* begin Input records *
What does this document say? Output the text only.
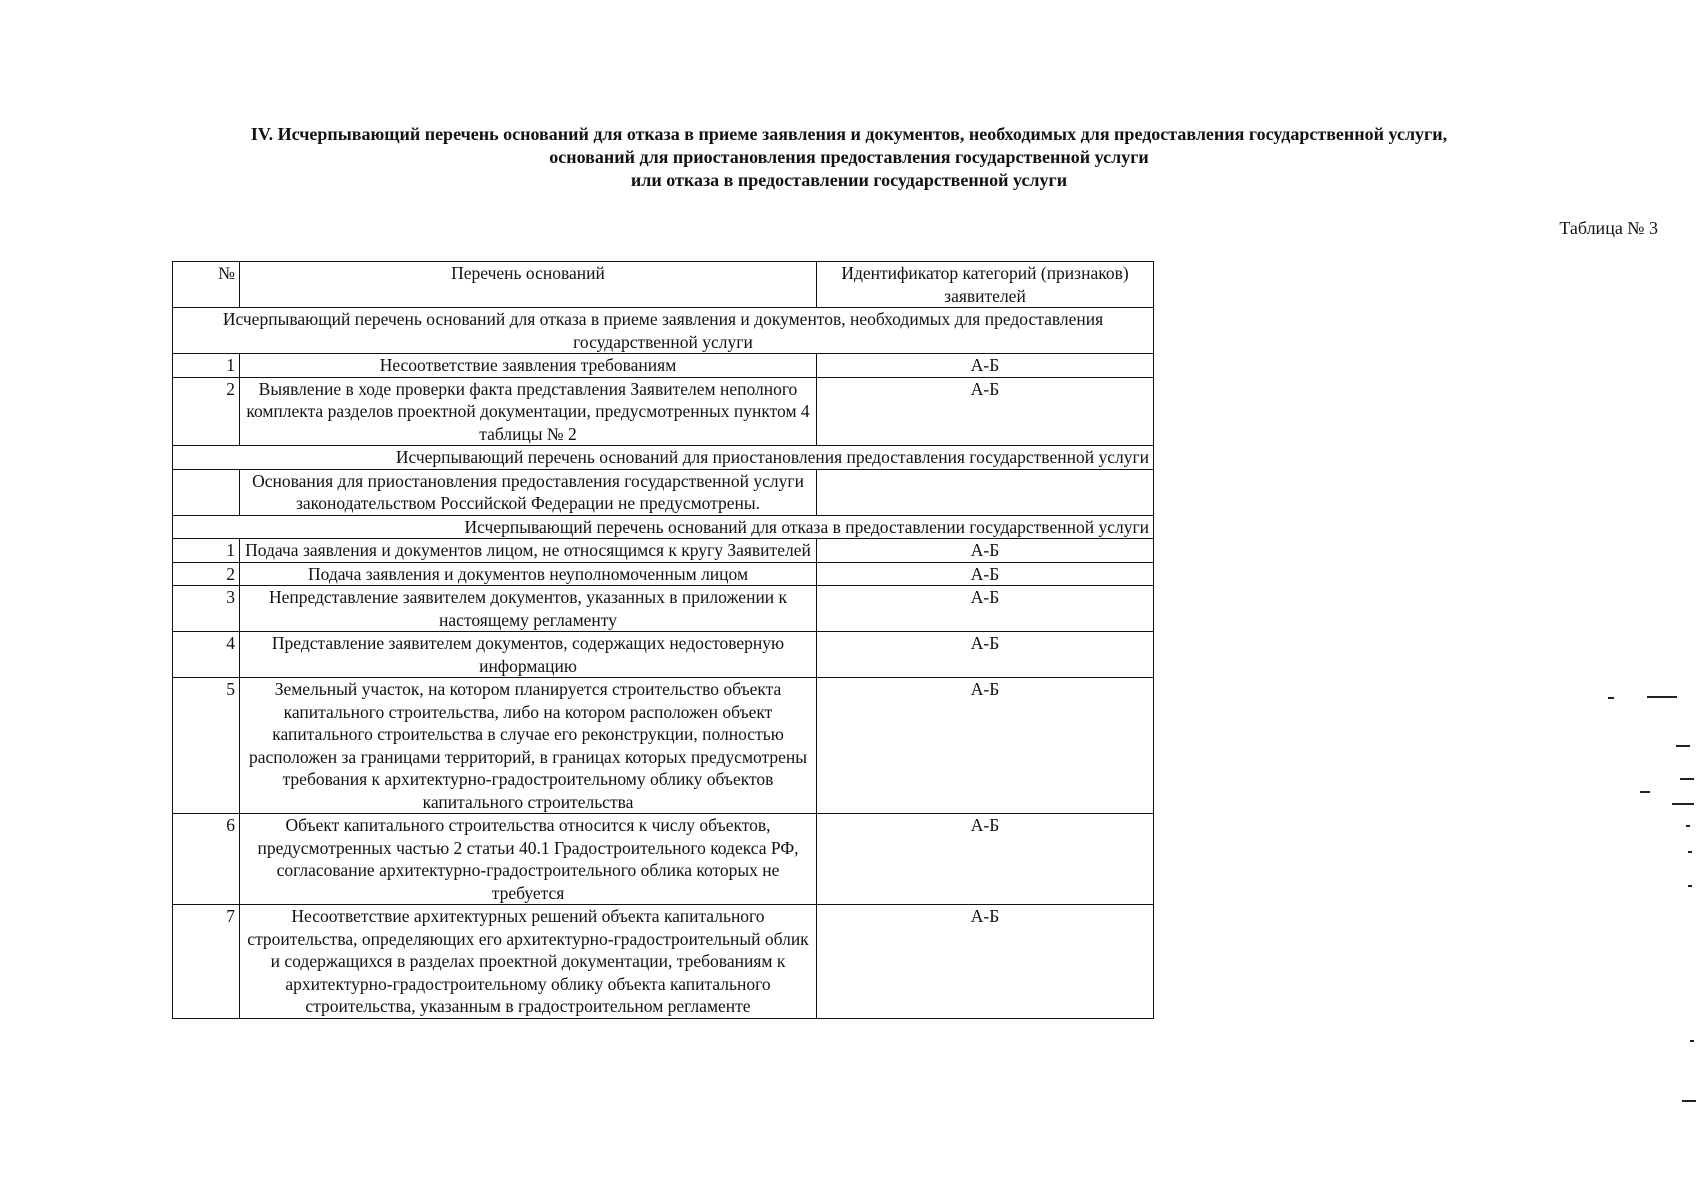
IV. Исчерпывающий перечень оснований для отказа в приеме заявления и документов, необходимых для предоставления государственной услуги,
оснований для приостановления предоставления государственной услуги
или отказа в предоставлении государственной услуги
Таблица № 3
№	Перечень оснований	Идентификатор категорий (признаков) заявителей
Исчерпывающий перечень оснований для отказа в приеме заявления и документов, необходимых для предоставления государственной услуги		
1	Несоответствие заявления требованиям	А-Б
2	Выявление в ходе проверки факта представления Заявителем неполного комплекта разделов проектной документации, предусмотренных пунктом 4 таблицы № 2	А-Б
Исчерпывающий перечень оснований для приостановления предоставления государственной услуги		
	Основания для приостановления предоставления государственной услуги законодательством Российской Федерации не предусмотрены.	
Исчерпывающий перечень оснований для отказа в предоставлении государственной услуги		
1	Подача заявления и документов лицом, не относящимся к кругу Заявителей	А-Б
2	Подача заявления и документов неуполномоченным лицом	А-Б
3	Непредставление заявителем документов, указанных в приложении к настоящему регламенту	А-Б
4	Представление заявителем документов, содержащих недостоверную информацию	А-Б
5	Земельный участок, на котором планируется строительство объекта капитального строительства, либо на котором расположен объект капитального строительства в случае его реконструкции, полностью расположен за границами территорий, в границах которых предусмотрены требования к архитектурно-градостроительному облику объектов капитального строительства	А-Б
6	Объект капитального строительства относится к числу объектов, предусмотренных частью 2 статьи 40.1 Градостроительного кодекса РФ, согласование архитектурно-градостроительного облика которых не требуется	А-Б
7	Несоответствие архитектурных решений объекта капитального строительства, определяющих его архитектурно-градостроительный облик и содержащихся в разделах проектной документации, требованиям к архитектурно-градостроительному облику объекта капитального строительства, указанным в градостроительном регламенте	А-Б
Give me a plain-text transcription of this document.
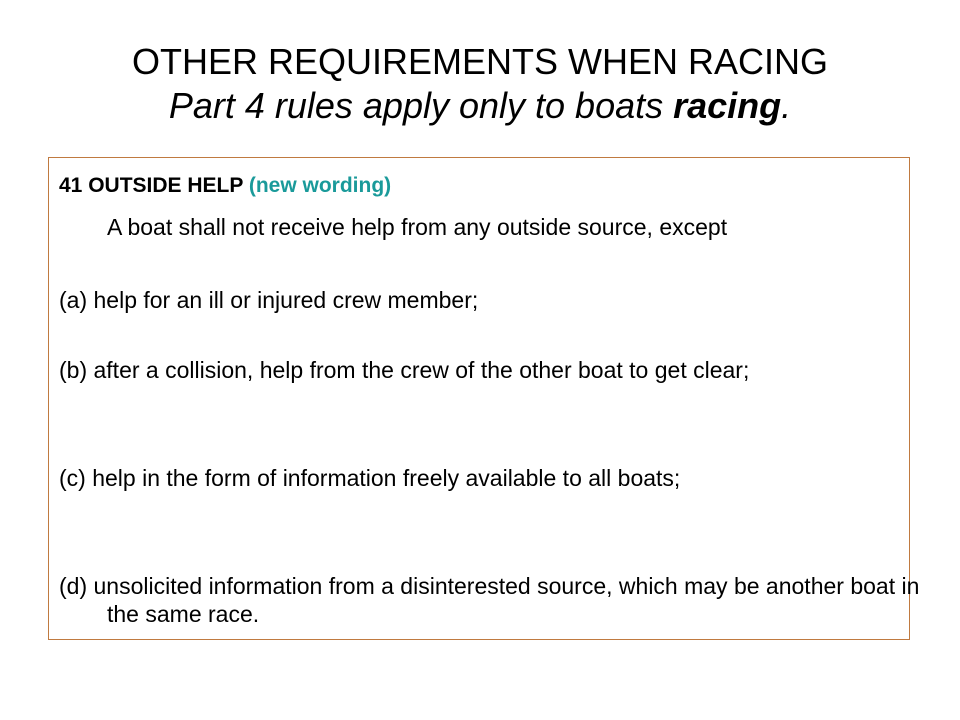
OTHER REQUIREMENTS WHEN RACING
Part 4 rules apply only to boats racing.
41 OUTSIDE HELP (new wording)
A boat shall not receive help from any outside source, except
(a) help for an ill or injured crew member;
(b) after a collision, help from the crew of the other boat to get clear;
(c) help in the form of information freely available to all boats;
(d) unsolicited information from a disinterested source, which may be another boat in the same race.
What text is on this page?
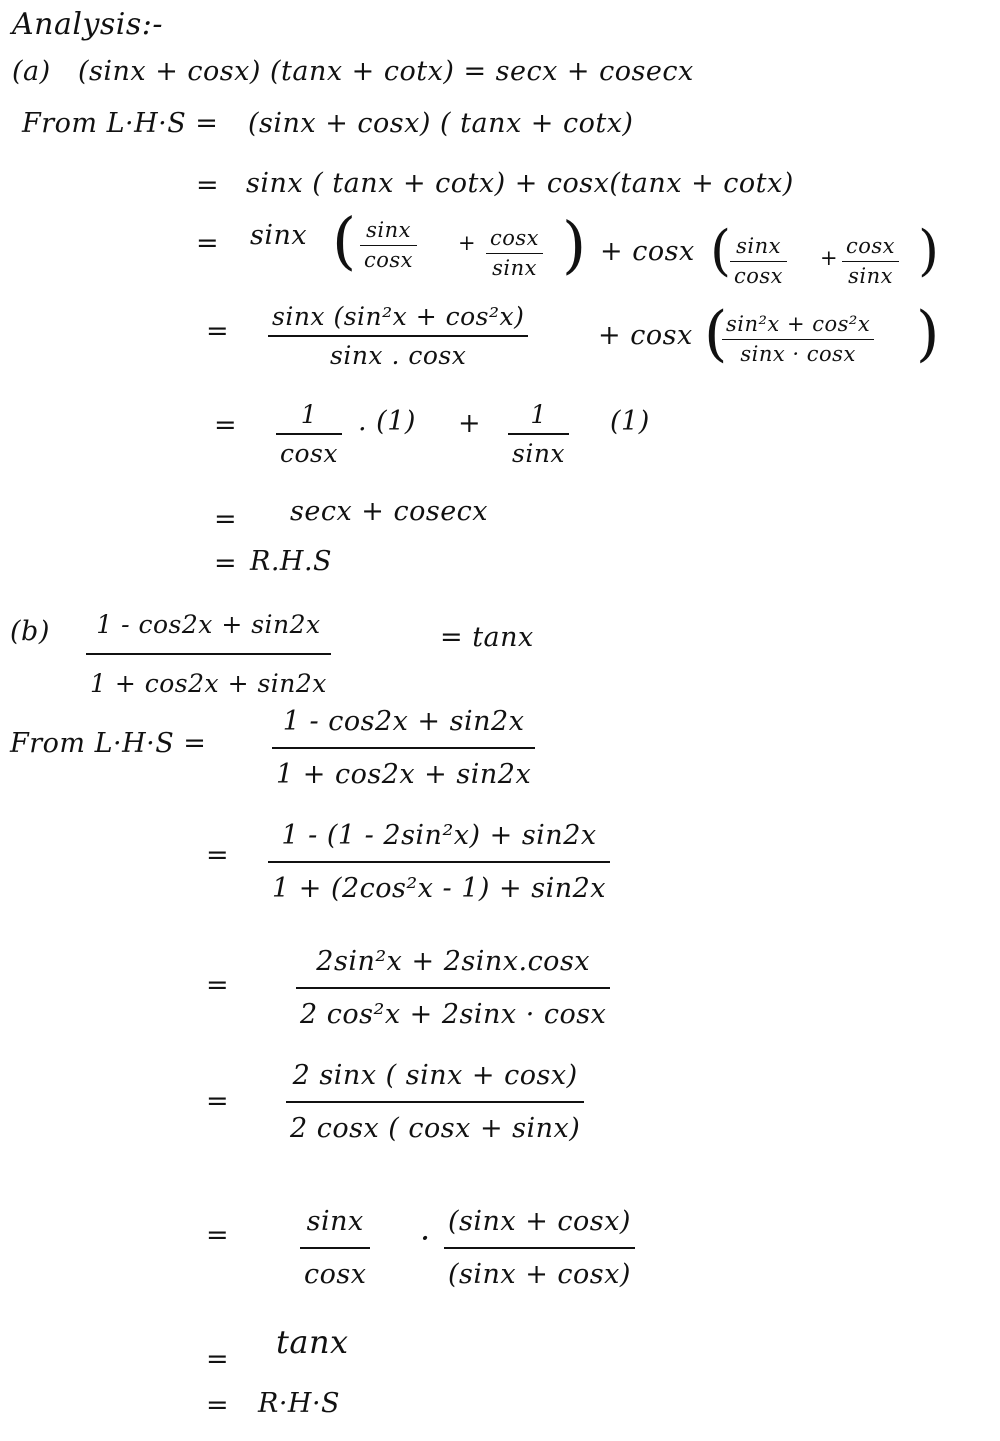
Analysis:-
(a) (sinx + cosx) (tanx + cotx) = secx + cosecx
From L·H·S = (sinx + cosx) ( tanx + cotx)
= sinx ( tanx + cotx) + cosx(tanx + cotx)
= sinx ( sinx
cosx
+ cosx
sinx ) + cosx ( sinx
cosx
+ cosx
sinx )
= sinx (sin²x + cos²x)
sinx . cosx
+ cosx (
sin²x + cos²x
sinx · cosx )
=	1
cosx
. (1) + 1
sinx
(1)
= secx + cosecx
= R.H.S
(b) 1 - cos2x + sin2x
1 + cos2x + sin2x
= tanx
From L·H·S =
1 - cos2x + sin2x
1 + cos2x + sin2x
=
1 - (1 - 2sin²x) + sin2x
1 + (2cos²x - 1) + sin2x
=
2sin²x + 2sinx.cosx
2 cos²x + 2sinx · cosx
=
2 sinx ( sinx + cosx)
2 cosx ( cosx + sinx)
=	sinx
cosx
· (sinx + cosx)
(sinx + cosx)
= tanx
= R·H·S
* end Input records *
Problem to solve
Repeat the data exactly, excluding the pictures.

Solution for this exercise
What does this document say? Output the text only.
IV. Исчерпывающий перечень оснований для отказа в приеме заявления и документов, необходимых для предоставления государственной услуги,
оснований для приостановления предоставления государственной услуги
или отказа в предоставлении государственной услуги
Таблица № 3
№	Перечень оснований	Идентификатор категорий (признаков) заявителей
Исчерпывающий перечень оснований для отказа в приеме заявления и документов, необходимых для предоставления государственной услуги		
1	Несоответствие заявления требованиям	А-Б
2	Выявление в ходе проверки факта представления Заявителем неполного комплекта разделов проектной документации, предусмотренных пунктом 4 таблицы № 2	А-Б
Исчерпывающий перечень оснований для приостановления предоставления государственной услуги		
	Основания для приостановления предоставления государственной услуги законодательством Российской Федерации не предусмотрены.	
Исчерпывающий перечень оснований для отказа в предоставлении государственной услуги		
1	Подача заявления и документов лицом, не относящимся к кругу Заявителей	А-Б
2	Подача заявления и документов неуполномоченным лицом	А-Б
3	Непредставление заявителем документов, указанных в приложении к настоящему регламенту	А-Б
4	Представление заявителем документов, содержащих недостоверную информацию	А-Б
5	Земельный участок, на котором планируется строительство объекта капитального строительства, либо на котором расположен объект капитального строительства в случае его реконструкции, полностью расположен за границами территорий, в границах которых предусмотрены требования к архитектурно-градостроительному облику объектов капитального строительства	А-Б
6	Объект капитального строительства относится к числу объектов, предусмотренных частью 2 статьи 40.1 Градостроительного кодекса РФ, согласование архитектурно-градостроительного облика которых не требуется	А-Б
7	Несоответствие архитектурных решений объекта капитального строительства, определяющих его архитектурно-градостроительный облик и содержащихся в разделах проектной документации, требованиям к архитектурно-градостроительному облику объекта капитального строительства, указанным в градостроительном регламенте	А-Б
Give me a plain-text transcription of this document.
OTHER REQUIREMENTS WHEN RACING
Part 4 rules apply only to boats racing.
41 OUTSIDE HELP (new wording)
A boat shall not receive help from any outside source, except
(a) help for an ill or injured crew member;
(b) after a collision, help from the crew of the other boat to get clear;
(c) help in the form of information freely available to all boats;
(d) unsolicited information from a disinterested source, which may be another boat in the same race.
What text is on this page?
Analysis:-
(a) (sinx + cosx) (tanx + cotx) = secx + cosecx
From L·H·S = (sinx + cosx) ( tanx + cotx)
= sinx ( tanx + cotx) + cosx(tanx + cotx)
= sinx ( sinx
cosx
+ cosx
sinx ) + cosx ( sinx
cosx
+ cosx
sinx )
= sinx (sin²x + cos²x)
sinx . cosx
+ cosx (
sin²x + cos²x
sinx · cosx )
=	1
cosx
. (1) + 1
sinx
(1)
= secx + cosecx
= R.H.S
(b) 1 - cos2x + sin2x
1 + cos2x + sin2x
= tanx
From L·H·S =
1 - cos2x + sin2x
1 + cos2x + sin2x
=
1 - (1 - 2sin²x) + sin2x
1 + (2cos²x - 1) + sin2x
=
2sin²x + 2sinx.cosx
2 cos²x + 2sinx · cosx
=
2 sinx ( sinx + cosx)
2 cosx ( cosx + sinx)
=	sinx
cosx
· (sinx + cosx)
(sinx + cosx)
= tanx
= R·H·S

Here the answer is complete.